Starting at the line that holds "Parse this chart and return its data as JSON.", restate every line word for word up to and including the last one in the listing below, and omit all pictures.

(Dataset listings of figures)
'''

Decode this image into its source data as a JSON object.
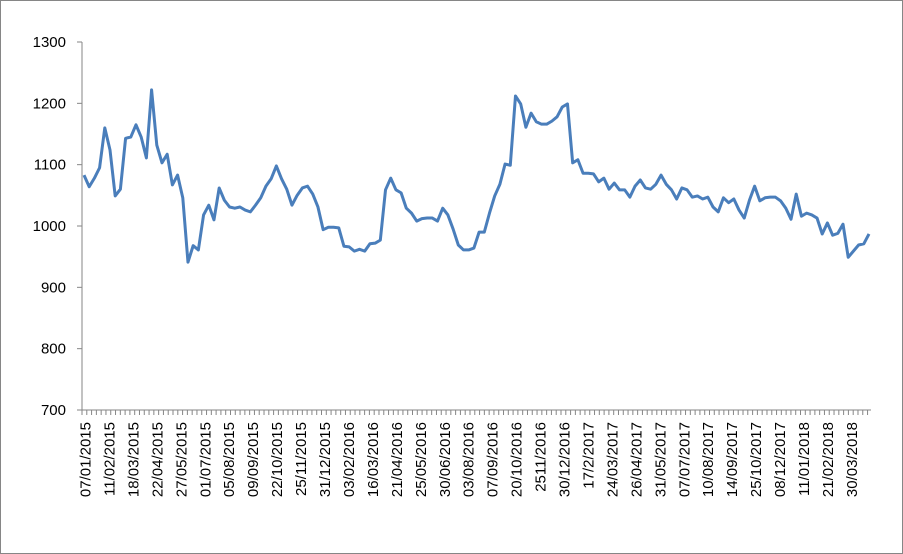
{
  "chart_data": {
    "type": "line",
    "title": "",
    "xlabel": "",
    "ylabel": "",
    "ylim": [
      700,
      1300
    ],
    "yticks": [
      700,
      800,
      900,
      1000,
      1100,
      1200,
      1300
    ],
    "grid": false,
    "legend": "none",
    "line_color": "#4a7ebb",
    "x_tick_labels": [
      "07/01/2015",
      "11/02/2015",
      "18/03/2015",
      "22/04/2015",
      "27/05/2015",
      "01/07/2015",
      "05/08/2015",
      "09/09/2015",
      "22/10/2015",
      "25/11/2015",
      "31/12/2015",
      "03/02/2016",
      "16/03/2016",
      "21/04/2016",
      "25/05/2016",
      "30/06/2016",
      "03/08/2016",
      "07/09/2016",
      "20/10/2016",
      "2511/2016",
      "30/12/2016",
      "17/2/2017",
      "24/03/2017",
      "26/04/2017",
      "31/05/2017",
      "07/07/2017",
      "10/08/2017",
      "14/09/2017",
      "25/10/2017",
      "08/12/2017",
      "11/01/2018",
      "21/02/2018",
      "30/03/2018"
    ],
    "series": [
      {
        "values": [
          1083,
          1064,
          1078,
          1095,
          1160,
          1124,
          1049,
          1060,
          1143,
          1145,
          1165,
          1145,
          1111,
          1222,
          1132,
          1103,
          1117,
          1067,
          1083,
          1046,
          941,
          968,
          961,
          1018,
          1034,
          1010,
          1062,
          1042,
          1031,
          1029,
          1031,
          1026,
          1023,
          1034,
          1046,
          1065,
          1077,
          1098,
          1077,
          1060,
          1034,
          1050,
          1062,
          1065,
          1052,
          1031,
          994,
          998,
          998,
          997,
          967,
          966,
          959,
          962,
          959,
          971,
          972,
          977,
          1059,
          1078,
          1059,
          1054,
          1029,
          1021,
          1008,
          1012,
          1013,
          1013,
          1008,
          1029,
          1018,
          995,
          969,
          961,
          961,
          964,
          990,
          990,
          1021,
          1049,
          1068,
          1101,
          1099,
          1212,
          1199,
          1161,
          1184,
          1170,
          1166,
          1166,
          1171,
          1178,
          1194,
          1199,
          1103,
          1108,
          1086,
          1086,
          1085,
          1072,
          1078,
          1060,
          1070,
          1059,
          1059,
          1047,
          1065,
          1075,
          1062,
          1060,
          1068,
          1083,
          1068,
          1059,
          1044,
          1062,
          1059,
          1047,
          1049,
          1044,
          1047,
          1031,
          1023,
          1046,
          1038,
          1044,
          1026,
          1013,
          1042,
          1065,
          1041,
          1046,
          1047,
          1047,
          1041,
          1029,
          1011,
          1052,
          1016,
          1021,
          1018,
          1013,
          987,
          1005,
          985,
          988,
          1003,
          949,
          959,
          969,
          971,
          987
        ]
      }
    ]
  }
}
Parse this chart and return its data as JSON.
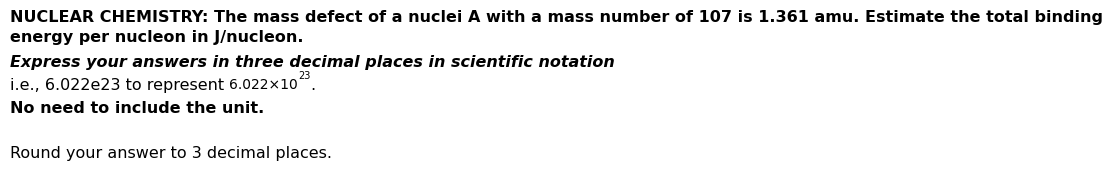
{
  "bg_color": "#ffffff",
  "line1": "NUCLEAR CHEMISTRY: The mass defect of a nuclei A with a mass number of 107 is 1.361 amu. Estimate the total binding",
  "line2": "energy per nucleon in J/nucleon.",
  "line3_italic": "Express your answers in three decimal places in scientific notation",
  "line4_prefix": "i.e., 6.022e23 to represent ",
  "line4_math_base": "6.022×10",
  "line4_math_exp": "23",
  "line4_suffix": ".",
  "line5_bold": "No need to include the unit.",
  "line6": "Round your answer to 3 decimal places.",
  "font_size_main": 11.5,
  "text_color": "#000000"
}
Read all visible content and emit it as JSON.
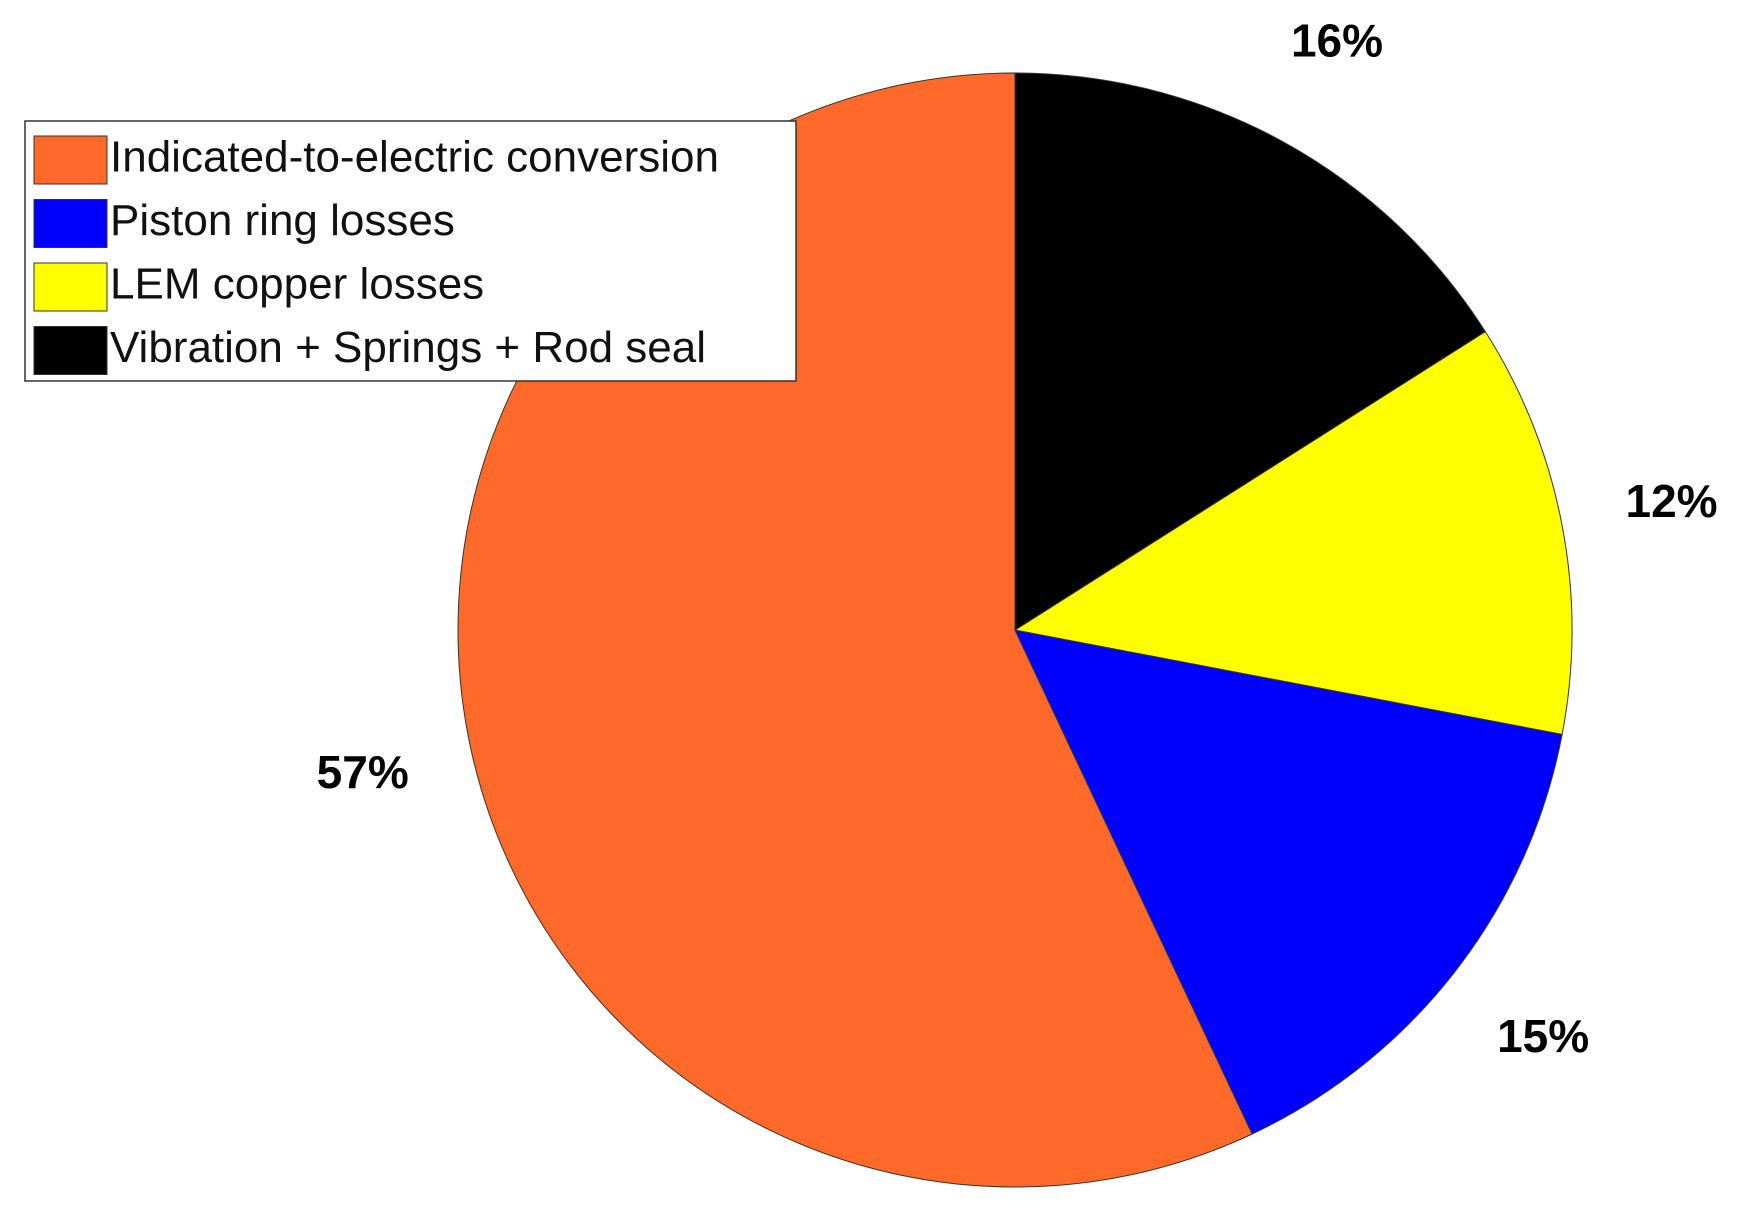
{
  "chart_data": {
    "type": "pie",
    "categories": [
      "Indicated-to-electric conversion",
      "Piston ring losses",
      "LEM copper losses",
      "Vibration + Springs + Rod seal"
    ],
    "values": [
      57,
      15,
      12,
      16
    ],
    "value_labels": [
      "57%",
      "15%",
      "12%",
      "16%"
    ],
    "colors": [
      "#ff6a2b",
      "#0000ff",
      "#ffff00",
      "#000000"
    ],
    "legend": "upper-left"
  }
}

'''

> SOLUTION FOR THIS TASK
Parse this chart and return its data as JSON.
{
  "bg_color": "#ffffff",
  "line1": "NUCLEAR CHEMISTRY: The mass defect of a nuclei A with a mass number of 107 is 1.361 amu. Estimate the total binding",
  "line2": "energy per nucleon in J/nucleon.",
  "line3_italic": "Express your answers in three decimal places in scientific notation",
  "line4_prefix": "i.e., 6.022e23 to represent ",
  "line4_math_base": "6.022×10",
  "line4_math_exp": "23",
  "line4_suffix": ".",
  "line5_bold": "No need to include the unit.",
  "line6": "Round your answer to 3 decimal places.",
  "font_size_main": 11.5,
  "text_color": "#000000"
}
Read all visible content and emit it as JSON.
{
  "chart_data": {
    "type": "pie",
    "categories": [
      "Indicated-to-electric conversion",
      "Piston ring losses",
      "LEM copper losses",
      "Vibration + Springs + Rod seal"
    ],
    "values": [
      57,
      15,
      12,
      16
    ],
    "value_labels": [
      "57%",
      "15%",
      "12%",
      "16%"
    ],
    "colors": [
      "#ff6a2b",
      "#0000ff",
      "#ffff00",
      "#000000"
    ],
    "legend": "upper-left"
  }
}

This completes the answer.